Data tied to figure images
— Start —

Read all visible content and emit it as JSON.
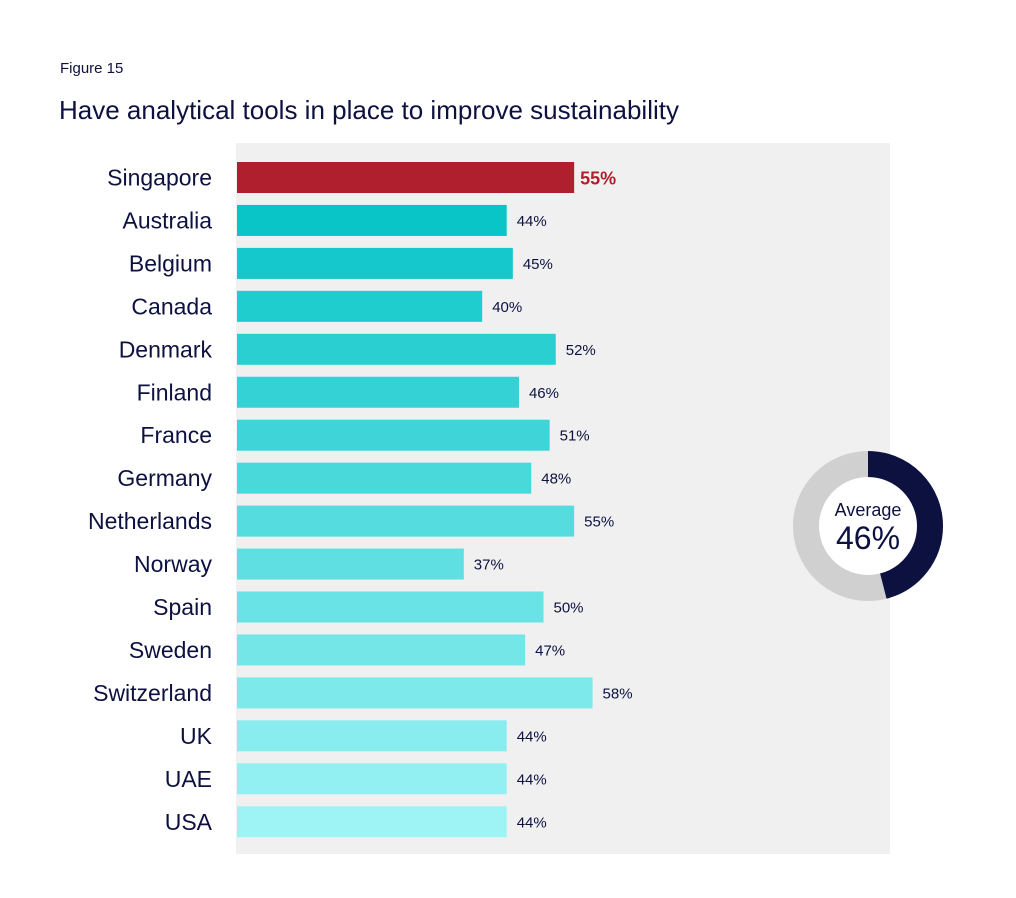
{
  "figure_label": "Figure 15",
  "title": "Have analytical tools in place to improve sustainability",
  "chart_data": {
    "type": "bar",
    "orientation": "horizontal",
    "categories": [
      "Singapore",
      "Australia",
      "Belgium",
      "Canada",
      "Denmark",
      "Finland",
      "France",
      "Germany",
      "Netherlands",
      "Norway",
      "Spain",
      "Sweden",
      "Switzerland",
      "UK",
      "UAE",
      "USA"
    ],
    "values": [
      55,
      44,
      45,
      40,
      52,
      46,
      51,
      48,
      55,
      37,
      50,
      47,
      58,
      44,
      44,
      44
    ],
    "value_labels": [
      "55%",
      "44%",
      "45%",
      "40%",
      "52%",
      "46%",
      "51%",
      "48%",
      "55%",
      "37%",
      "50%",
      "47%",
      "58%",
      "44%",
      "44%",
      "44%"
    ],
    "highlight_category": "Singapore",
    "xlim": [
      0,
      100
    ],
    "grid": false,
    "colors": {
      "highlight": "#b01f2e",
      "bar_start": "#0ac5c8",
      "bar_end": "#9ef3f5",
      "plot_background": "#f0f0f0",
      "text": "#0d1140"
    },
    "average": {
      "caption": "Average",
      "label": "46%",
      "value": 46,
      "colors": {
        "fill": "#0d1140",
        "track": "#d0d0d0"
      }
    }
  }
}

— End —

▸ **EXERCISE GOAL**: Repeat all of the entries word for word, but omit the pictures.

▸ **REPLY**:
Read all visible content and emit it as JSON.
{
  "figure_label": "Figure 15",
  "title": "Have analytical tools in place to improve sustainability",
  "chart_data": {
    "type": "bar",
    "orientation": "horizontal",
    "categories": [
      "Singapore",
      "Australia",
      "Belgium",
      "Canada",
      "Denmark",
      "Finland",
      "France",
      "Germany",
      "Netherlands",
      "Norway",
      "Spain",
      "Sweden",
      "Switzerland",
      "UK",
      "UAE",
      "USA"
    ],
    "values": [
      55,
      44,
      45,
      40,
      52,
      46,
      51,
      48,
      55,
      37,
      50,
      47,
      58,
      44,
      44,
      44
    ],
    "value_labels": [
      "55%",
      "44%",
      "45%",
      "40%",
      "52%",
      "46%",
      "51%",
      "48%",
      "55%",
      "37%",
      "50%",
      "47%",
      "58%",
      "44%",
      "44%",
      "44%"
    ],
    "highlight_category": "Singapore",
    "xlim": [
      0,
      100
    ],
    "grid": false,
    "colors": {
      "highlight": "#b01f2e",
      "bar_start": "#0ac5c8",
      "bar_end": "#9ef3f5",
      "plot_background": "#f0f0f0",
      "text": "#0d1140"
    },
    "average": {
      "caption": "Average",
      "label": "46%",
      "value": 46,
      "colors": {
        "fill": "#0d1140",
        "track": "#d0d0d0"
      }
    }
  }
}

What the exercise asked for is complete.